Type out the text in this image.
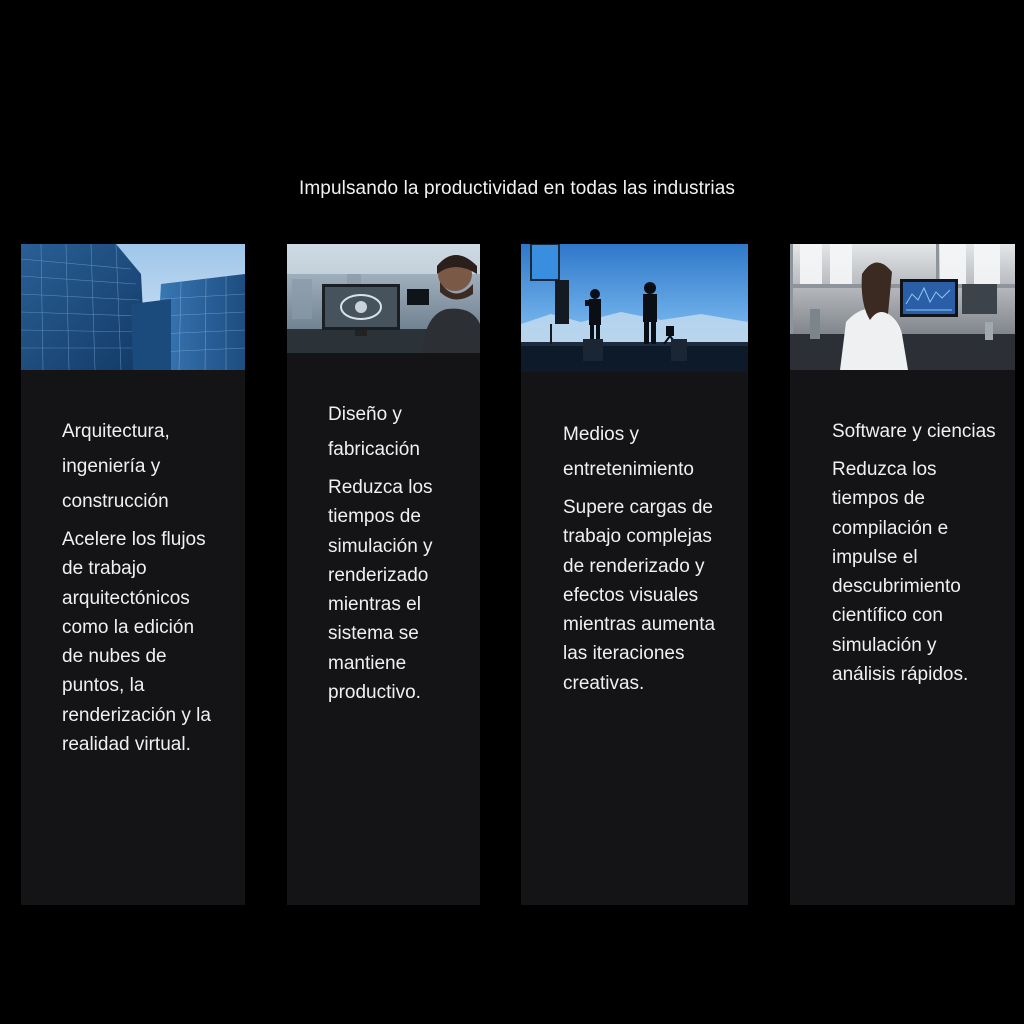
Impulsando la productividad en todas las industrias

Arquitectura, ingeniería y construcción

Acelere los flujos de trabajo arquitectónicos como la edición de nubes de puntos, la renderización y la realidad virtual.

Diseño y fabricación

Reduzca los tiempos de simulación y renderizado mientras el sistema se mantiene productivo.

Medios y entretenimiento

Supere cargas de trabajo complejas de renderizado y efectos visuales mientras aumenta las iteraciones creativas.

Software y ciencias

Reduzca los tiempos de compilación e impulse el descubrimiento científico con simulación y análisis rápidos.
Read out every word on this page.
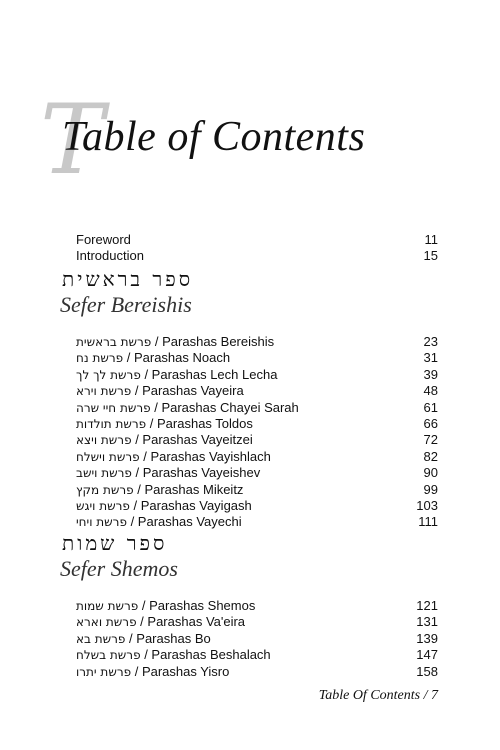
T
Table of Contents
Foreword	11
Introduction	15
ספר בראשית
Sefer Bereishis
פרשת בראשית / Parashas Bereishis	23
פרשת נח / Parashas Noach	31
פרשת לך לך / Parashas Lech Lecha	39
פרשת וירא / Parashas Vayeira	48
פרשת חיי שרה / Parashas Chayei Sarah	61
פרשת תולדות / Parashas Toldos	66
פרשת ויצא / Parashas Vayeitzei	72
פרשת וישלח / Parashas Vayishlach	82
פרשת וישב / Parashas Vayeishev	90
פרשת מקץ / Parashas Mikeitz	99
פרשת ויגש / Parashas Vayigash	103
פרשת ויחי / Parashas Vayechi	111
ספר שמות
Sefer Shemos
פרשת שמות / Parashas Shemos	121
פרשת וארא / Parashas Va'eira	131
פרשת בא / Parashas Bo	139
פרשת בשלח / Parashas Beshalach	147
פרשת יתרו / Parashas Yisro	158
Table Of Contents / 7
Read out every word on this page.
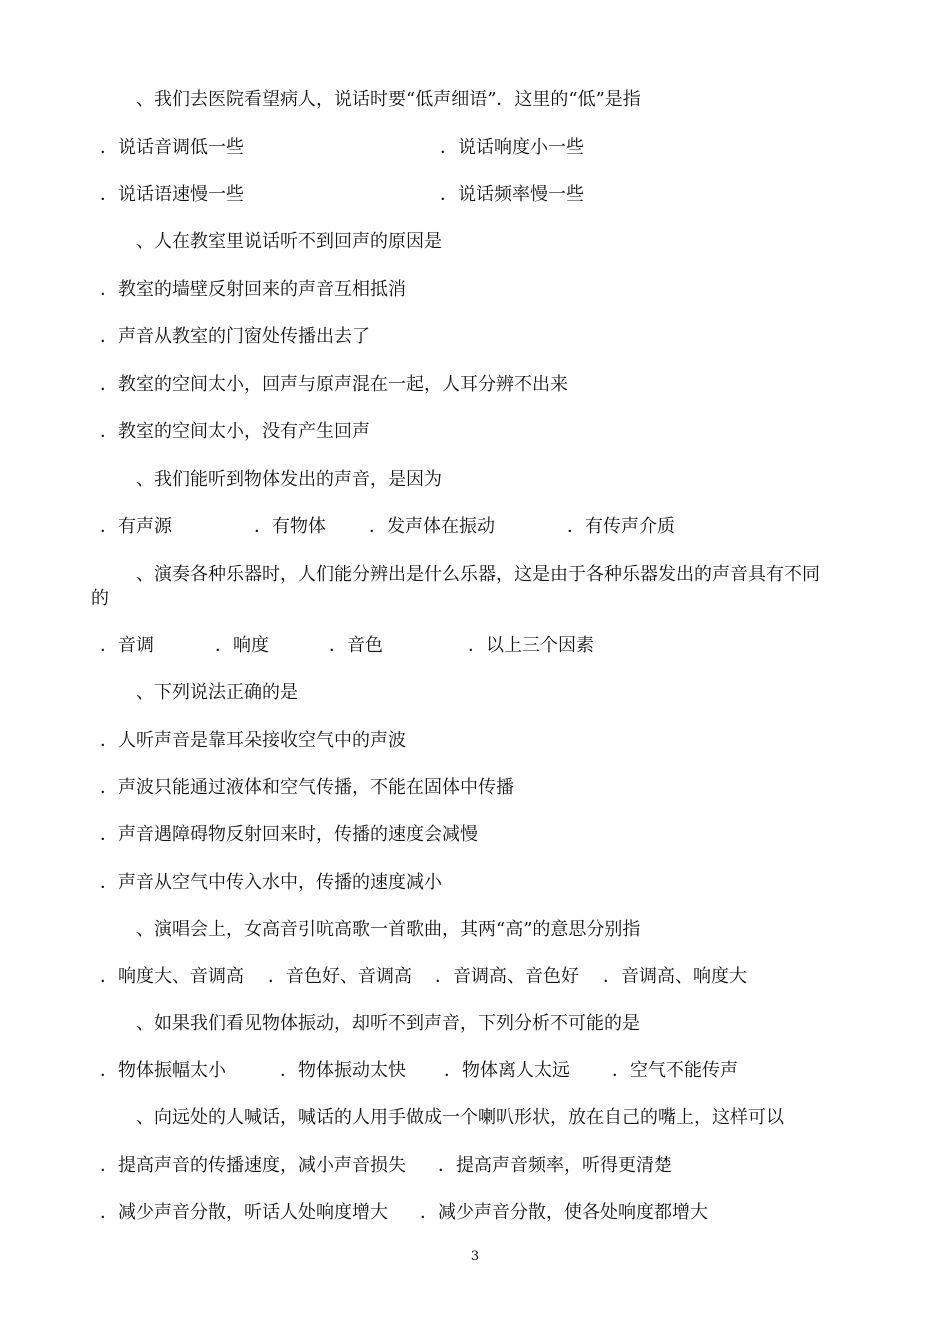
、我们去医院看望病人，说话时要“低声细语”．这里的“低”是指
．说话音调低一些	．说话响度小一些
．说话语速慢一些	．说话频率慢一些
、人在教室里说话听不到回声的原因是
．教室的墙壁反射回来的声音互相抵消
．声音从教室的门窗处传播出去了
．教室的空间太小，回声与原声混在一起，人耳分辨不出来
．教室的空间太小，没有产生回声
、我们能听到物体发出的声音，是因为
．有声源	．有物体 ．发声体在振动	．有传声介质
、演奏各种乐器时，人们能分辨出是什么乐器，这是由于各种乐器发出的声音具有不同
的
．音调	．响度	．音色	．以上三个因素
、下列说法正确的是
．人听声音是靠耳朵接收空气中的声波
．声波只能通过液体和空气传播，不能在固体中传播
．声音遇障碍物反射回来时，传播的速度会减慢
．声音从空气中传入水中，传播的速度减小
、演唱会上，女高音引吭高歌一首歌曲，其两“高”的意思分别指
．响度大、音调高 ．音色好、音调高 ．音调高、音色好 ．音调高、响度大
、如果我们看见物体振动，却听不到声音，下列分析不可能的是
．物体振幅太小	．物体振动太快 ．物体离人太远 ．空气不能传声
、向远处的人喊话，喊话的人用手做成一个喇叭形状，放在自己的嘴上，这样可以
．提高声音的传播速度，减小声音损失 ．提高声音频率，听得更清楚
．减少声音分散，听话人处响度增大 ．减少声音分散，使各处响度都增大
3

GIVEN INSTRUCTION: Which lines contain "tiempos"? Show each of them.

SOLUTION TO THIS PROBLEM:
Reduzca los tiempos de simulación y renderizado mientras el sistema se mantiene productivo.
Reduzca los tiempos de compilación e impulse el descubrimiento científico con simulación y análisis rápidos.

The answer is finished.